CHALLENGE
Reproduce each of the lines below word for word, leaving nothing out and changing nothing.

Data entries

* begin *

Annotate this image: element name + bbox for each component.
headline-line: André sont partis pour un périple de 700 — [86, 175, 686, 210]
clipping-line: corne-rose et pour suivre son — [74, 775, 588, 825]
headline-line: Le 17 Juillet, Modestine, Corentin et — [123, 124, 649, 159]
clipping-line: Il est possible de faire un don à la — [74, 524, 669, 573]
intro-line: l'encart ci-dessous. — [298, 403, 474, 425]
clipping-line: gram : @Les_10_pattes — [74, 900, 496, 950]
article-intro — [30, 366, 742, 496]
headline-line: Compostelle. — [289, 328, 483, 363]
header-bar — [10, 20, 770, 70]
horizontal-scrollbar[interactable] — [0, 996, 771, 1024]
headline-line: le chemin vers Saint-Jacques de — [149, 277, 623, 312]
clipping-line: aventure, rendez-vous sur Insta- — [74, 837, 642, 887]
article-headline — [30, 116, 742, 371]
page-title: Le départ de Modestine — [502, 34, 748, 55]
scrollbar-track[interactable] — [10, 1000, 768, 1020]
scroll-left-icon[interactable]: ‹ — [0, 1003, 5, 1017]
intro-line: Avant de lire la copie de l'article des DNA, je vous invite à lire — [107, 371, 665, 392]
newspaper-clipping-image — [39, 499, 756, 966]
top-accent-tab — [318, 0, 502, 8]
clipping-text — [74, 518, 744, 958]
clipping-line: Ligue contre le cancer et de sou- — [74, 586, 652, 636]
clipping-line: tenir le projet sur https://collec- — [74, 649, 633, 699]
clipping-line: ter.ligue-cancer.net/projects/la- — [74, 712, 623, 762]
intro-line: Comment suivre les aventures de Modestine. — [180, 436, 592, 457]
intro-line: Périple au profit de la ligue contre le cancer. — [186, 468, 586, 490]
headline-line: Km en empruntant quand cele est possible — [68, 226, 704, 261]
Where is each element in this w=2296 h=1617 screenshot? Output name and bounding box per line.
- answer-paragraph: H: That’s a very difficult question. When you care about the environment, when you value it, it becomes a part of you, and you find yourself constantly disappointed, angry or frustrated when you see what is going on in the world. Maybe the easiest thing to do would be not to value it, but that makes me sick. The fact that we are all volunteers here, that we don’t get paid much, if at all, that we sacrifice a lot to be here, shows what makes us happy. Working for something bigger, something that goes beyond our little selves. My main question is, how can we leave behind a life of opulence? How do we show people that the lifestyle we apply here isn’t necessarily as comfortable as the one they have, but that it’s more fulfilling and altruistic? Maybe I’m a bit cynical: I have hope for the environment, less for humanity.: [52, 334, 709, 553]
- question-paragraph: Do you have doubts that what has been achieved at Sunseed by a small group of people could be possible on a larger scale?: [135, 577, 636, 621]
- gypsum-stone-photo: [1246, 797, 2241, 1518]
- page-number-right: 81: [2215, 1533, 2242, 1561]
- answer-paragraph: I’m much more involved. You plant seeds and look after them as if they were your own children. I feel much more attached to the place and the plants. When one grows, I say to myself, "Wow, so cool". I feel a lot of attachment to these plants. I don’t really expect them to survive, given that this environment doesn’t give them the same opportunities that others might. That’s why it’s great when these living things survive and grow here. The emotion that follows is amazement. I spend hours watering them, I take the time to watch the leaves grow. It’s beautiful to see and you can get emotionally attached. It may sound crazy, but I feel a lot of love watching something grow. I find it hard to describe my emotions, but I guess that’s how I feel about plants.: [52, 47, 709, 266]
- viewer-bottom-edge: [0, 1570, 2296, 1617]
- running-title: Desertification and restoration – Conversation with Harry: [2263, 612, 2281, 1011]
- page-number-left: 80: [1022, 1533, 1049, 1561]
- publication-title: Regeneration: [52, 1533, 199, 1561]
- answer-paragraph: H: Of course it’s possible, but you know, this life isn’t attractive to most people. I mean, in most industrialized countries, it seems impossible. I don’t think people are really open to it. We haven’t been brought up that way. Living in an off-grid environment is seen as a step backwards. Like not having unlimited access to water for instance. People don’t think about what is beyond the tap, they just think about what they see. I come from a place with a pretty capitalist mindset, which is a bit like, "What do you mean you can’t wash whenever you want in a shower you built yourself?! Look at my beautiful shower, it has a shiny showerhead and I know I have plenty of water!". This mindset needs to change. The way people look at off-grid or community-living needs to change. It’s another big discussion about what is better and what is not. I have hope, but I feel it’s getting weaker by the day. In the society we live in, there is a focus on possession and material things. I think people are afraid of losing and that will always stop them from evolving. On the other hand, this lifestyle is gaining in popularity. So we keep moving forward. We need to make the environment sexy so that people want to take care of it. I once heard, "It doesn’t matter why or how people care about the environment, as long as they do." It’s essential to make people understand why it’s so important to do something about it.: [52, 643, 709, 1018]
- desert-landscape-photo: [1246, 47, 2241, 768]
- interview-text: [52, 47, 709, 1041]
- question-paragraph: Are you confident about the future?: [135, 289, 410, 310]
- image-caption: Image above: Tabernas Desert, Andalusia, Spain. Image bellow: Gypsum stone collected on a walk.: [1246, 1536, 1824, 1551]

* end *

REPLY
Annotate this image: element name + bbox for each component.
headline-line: André sont partis pour un périple de 700 — [86, 175, 686, 210]
clipping-line: corne-rose et pour suivre son — [74, 775, 588, 825]
headline-line: Le 17 Juillet, Modestine, Corentin et — [123, 124, 649, 159]
clipping-line: Il est possible de faire un don à la — [74, 524, 669, 573]
intro-line: l'encart ci-dessous. — [298, 403, 474, 425]
clipping-line: gram : @Les_10_pattes — [74, 900, 496, 950]
article-intro — [30, 366, 742, 496]
headline-line: Compostelle. — [289, 328, 483, 363]
header-bar — [10, 20, 770, 70]
horizontal-scrollbar[interactable] — [0, 996, 771, 1024]
headline-line: le chemin vers Saint-Jacques de — [149, 277, 623, 312]
clipping-line: aventure, rendez-vous sur Insta- — [74, 837, 642, 887]
article-headline — [30, 116, 742, 371]
page-title: Le départ de Modestine — [502, 34, 748, 55]
scrollbar-track[interactable] — [10, 1000, 768, 1020]
scroll-left-icon[interactable]: ‹ — [0, 1003, 5, 1017]
intro-line: Avant de lire la copie de l'article des DNA, je vous invite à lire — [107, 371, 665, 392]
newspaper-clipping-image — [39, 499, 756, 966]
top-accent-tab — [318, 0, 502, 8]
clipping-text — [74, 518, 744, 958]
clipping-line: Ligue contre le cancer et de sou- — [74, 586, 652, 636]
clipping-line: tenir le projet sur https://collec- — [74, 649, 633, 699]
clipping-line: ter.ligue-cancer.net/projects/la- — [74, 712, 623, 762]
intro-line: Comment suivre les aventures de Modestine. — [180, 436, 592, 457]
intro-line: Périple au profit de la ligue contre le cancer. — [186, 468, 586, 490]
headline-line: Km en empruntant quand cele est possible — [68, 226, 704, 261]
Where is each element in this w=2296 h=1617 screenshot? Output name and bounding box per line.
- answer-paragraph: H: That’s a very difficult question. When you care about the environment, when you value it, it becomes a part of you, and you find yourself constantly disappointed, angry or frustrated when you see what is going on in the world. Maybe the easiest thing to do would be not to value it, but that makes me sick. The fact that we are all volunteers here, that we don’t get paid much, if at all, that we sacrifice a lot to be here, shows what makes us happy. Working for something bigger, something that goes beyond our little selves. My main question is, how can we leave behind a life of opulence? How do we show people that the lifestyle we apply here isn’t necessarily as comfortable as the one they have, but that it’s more fulfilling and altruistic? Maybe I’m a bit cynical: I have hope for the environment, less for humanity.: [52, 334, 709, 553]
- question-paragraph: Do you have doubts that what has been achieved at Sunseed by a small group of people could be possible on a larger scale?: [135, 577, 636, 621]
- gypsum-stone-photo: [1246, 797, 2241, 1518]
- page-number-right: 81: [2215, 1533, 2242, 1561]
- answer-paragraph: I’m much more involved. You plant seeds and look after them as if they were your own children. I feel much more attached to the place and the plants. When one grows, I say to myself, "Wow, so cool". I feel a lot of attachment to these plants. I don’t really expect them to survive, given that this environment doesn’t give them the same opportunities that others might. That’s why it’s great when these living things survive and grow here. The emotion that follows is amazement. I spend hours watering them, I take the time to watch the leaves grow. It’s beautiful to see and you can get emotionally attached. It may sound crazy, but I feel a lot of love watching something grow. I find it hard to describe my emotions, but I guess that’s how I feel about plants.: [52, 47, 709, 266]
- viewer-bottom-edge: [0, 1570, 2296, 1617]
- running-title: Desertification and restoration – Conversation with Harry: [2263, 612, 2281, 1011]
- page-number-left: 80: [1022, 1533, 1049, 1561]
- publication-title: Regeneration: [52, 1533, 199, 1561]
- answer-paragraph: H: Of course it’s possible, but you know, this life isn’t attractive to most people. I mean, in most industrialized countries, it seems impossible. I don’t think people are really open to it. We haven’t been brought up that way. Living in an off-grid environment is seen as a step backwards. Like not having unlimited access to water for instance. People don’t think about what is beyond the tap, they just think about what they see. I come from a place with a pretty capitalist mindset, which is a bit like, "What do you mean you can’t wash whenever you want in a shower you built yourself?! Look at my beautiful shower, it has a shiny showerhead and I know I have plenty of water!". This mindset needs to change. The way people look at off-grid or community-living needs to change. It’s another big discussion about what is better and what is not. I have hope, but I feel it’s getting weaker by the day. In the society we live in, there is a focus on possession and material things. I think people are afraid of losing and that will always stop them from evolving. On the other hand, this lifestyle is gaining in popularity. So we keep moving forward. We need to make the environment sexy so that people want to take care of it. I once heard, "It doesn’t matter why or how people care about the environment, as long as they do." It’s essential to make people understand why it’s so important to do something about it.: [52, 643, 709, 1018]
- desert-landscape-photo: [1246, 47, 2241, 768]
- interview-text: [52, 47, 709, 1041]
- question-paragraph: Are you confident about the future?: [135, 289, 410, 310]
- image-caption: Image above: Tabernas Desert, Andalusia, Spain. Image bellow: Gypsum stone collected on a walk.: [1246, 1536, 1824, 1551]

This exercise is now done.